▶ _Problem details_
Looking at the listing, state how many of its lines contain the string "используя". Write only the number.

▶ _Records to process_
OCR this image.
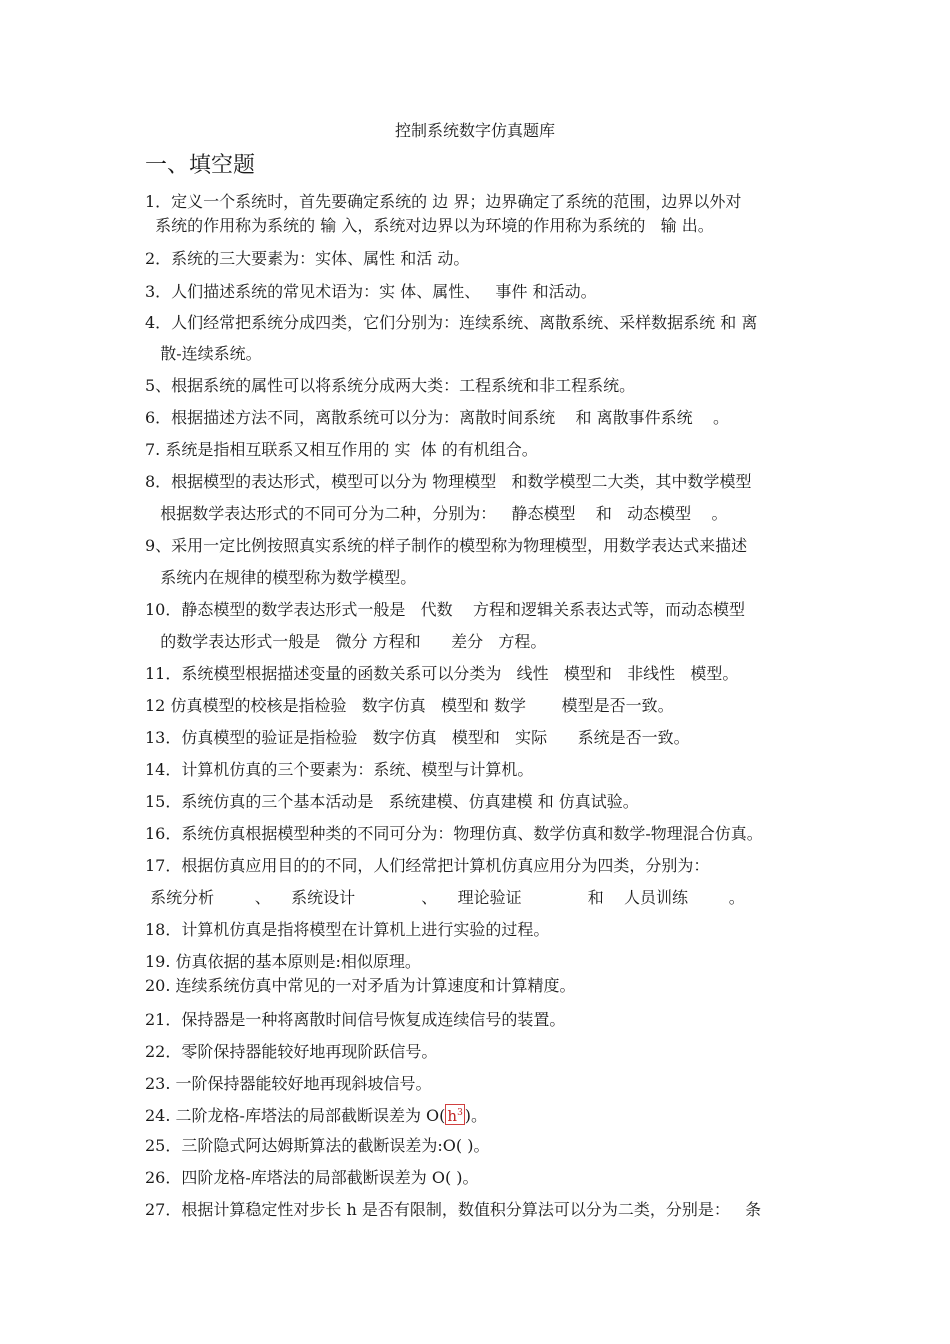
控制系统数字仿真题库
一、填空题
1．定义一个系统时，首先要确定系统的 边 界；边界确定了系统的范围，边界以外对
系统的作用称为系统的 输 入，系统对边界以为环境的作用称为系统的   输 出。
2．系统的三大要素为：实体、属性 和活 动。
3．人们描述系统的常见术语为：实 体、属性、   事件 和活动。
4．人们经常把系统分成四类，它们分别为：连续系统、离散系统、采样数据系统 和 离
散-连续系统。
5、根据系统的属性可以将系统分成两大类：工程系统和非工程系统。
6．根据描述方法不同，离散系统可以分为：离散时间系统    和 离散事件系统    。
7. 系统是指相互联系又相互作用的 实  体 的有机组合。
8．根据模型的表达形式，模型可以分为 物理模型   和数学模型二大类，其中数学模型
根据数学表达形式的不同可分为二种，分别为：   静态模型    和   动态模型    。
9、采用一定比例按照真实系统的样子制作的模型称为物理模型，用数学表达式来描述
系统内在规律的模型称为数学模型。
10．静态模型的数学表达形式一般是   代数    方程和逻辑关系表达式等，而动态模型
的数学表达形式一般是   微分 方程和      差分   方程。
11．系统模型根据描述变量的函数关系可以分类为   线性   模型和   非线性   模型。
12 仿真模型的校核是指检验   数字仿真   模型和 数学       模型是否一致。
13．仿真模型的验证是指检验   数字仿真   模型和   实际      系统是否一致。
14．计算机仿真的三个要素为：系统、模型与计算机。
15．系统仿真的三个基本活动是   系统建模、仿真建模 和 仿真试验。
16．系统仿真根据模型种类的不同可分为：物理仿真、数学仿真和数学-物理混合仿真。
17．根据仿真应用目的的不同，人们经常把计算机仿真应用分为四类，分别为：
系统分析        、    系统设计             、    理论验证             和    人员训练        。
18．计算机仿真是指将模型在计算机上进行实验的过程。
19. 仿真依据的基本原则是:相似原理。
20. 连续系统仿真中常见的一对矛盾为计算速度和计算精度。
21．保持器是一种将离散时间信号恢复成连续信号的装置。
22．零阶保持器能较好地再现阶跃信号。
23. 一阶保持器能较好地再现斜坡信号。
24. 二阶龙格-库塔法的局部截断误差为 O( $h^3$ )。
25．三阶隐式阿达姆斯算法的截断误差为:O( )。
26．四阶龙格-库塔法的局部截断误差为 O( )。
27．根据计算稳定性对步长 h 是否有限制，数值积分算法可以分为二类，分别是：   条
...
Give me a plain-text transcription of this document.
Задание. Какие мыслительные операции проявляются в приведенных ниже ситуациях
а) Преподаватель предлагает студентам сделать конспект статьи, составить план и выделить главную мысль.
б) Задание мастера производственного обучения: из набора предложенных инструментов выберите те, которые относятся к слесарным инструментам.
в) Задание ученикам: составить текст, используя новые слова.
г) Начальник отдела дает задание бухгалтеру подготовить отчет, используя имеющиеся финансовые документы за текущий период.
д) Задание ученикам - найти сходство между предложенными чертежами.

▶ _Task answer_
2